▸ TASK STATEMENT:
Extract all of the entries and give them again, word for word.

Saved entries:
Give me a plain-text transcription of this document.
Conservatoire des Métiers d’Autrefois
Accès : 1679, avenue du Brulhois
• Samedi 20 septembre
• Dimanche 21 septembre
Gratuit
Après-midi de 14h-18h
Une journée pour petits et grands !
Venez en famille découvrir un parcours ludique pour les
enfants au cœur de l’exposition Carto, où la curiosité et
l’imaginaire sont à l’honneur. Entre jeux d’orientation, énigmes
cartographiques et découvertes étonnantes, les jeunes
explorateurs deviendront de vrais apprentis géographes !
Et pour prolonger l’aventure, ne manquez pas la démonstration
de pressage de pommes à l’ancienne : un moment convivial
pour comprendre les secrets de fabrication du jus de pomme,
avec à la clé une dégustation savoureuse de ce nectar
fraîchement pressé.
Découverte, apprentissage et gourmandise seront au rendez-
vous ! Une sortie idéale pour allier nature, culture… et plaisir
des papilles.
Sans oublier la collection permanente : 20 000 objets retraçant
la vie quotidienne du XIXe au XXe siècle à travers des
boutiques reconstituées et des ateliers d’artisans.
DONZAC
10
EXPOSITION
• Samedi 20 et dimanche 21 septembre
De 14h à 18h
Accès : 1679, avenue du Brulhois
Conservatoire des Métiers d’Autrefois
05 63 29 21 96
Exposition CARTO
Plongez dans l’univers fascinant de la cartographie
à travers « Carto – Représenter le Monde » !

▸ TASK OUTPUT:
Give me a plain-text transcription of this document.
Conservatoire des Métiers d’Autrefois
Accès : 1679, avenue du Brulhois
• Samedi 20 septembre
• Dimanche 21 septembre
Gratuit
Après-midi de 14h-18h
Une journée pour petits et grands !
Venez en famille découvrir un parcours ludique pour les
enfants au cœur de l’exposition Carto, où la curiosité et
l’imaginaire sont à l’honneur. Entre jeux d’orientation, énigmes
cartographiques et découvertes étonnantes, les jeunes
explorateurs deviendront de vrais apprentis géographes !
Et pour prolonger l’aventure, ne manquez pas la démonstration
de pressage de pommes à l’ancienne : un moment convivial
pour comprendre les secrets de fabrication du jus de pomme,
avec à la clé une dégustation savoureuse de ce nectar
fraîchement pressé.
Découverte, apprentissage et gourmandise seront au rendez-
vous ! Une sortie idéale pour allier nature, culture… et plaisir
des papilles.
Sans oublier la collection permanente : 20 000 objets retraçant
la vie quotidienne du XIXe au XXe siècle à travers des
boutiques reconstituées et des ateliers d’artisans.
DONZAC
10
EXPOSITION
• Samedi 20 et dimanche 21 septembre
De 14h à 18h
Accès : 1679, avenue du Brulhois
Conservatoire des Métiers d’Autrefois
05 63 29 21 96
Exposition CARTO
Plongez dans l’univers fascinant de la cartographie
à travers « Carto – Représenter le Monde » !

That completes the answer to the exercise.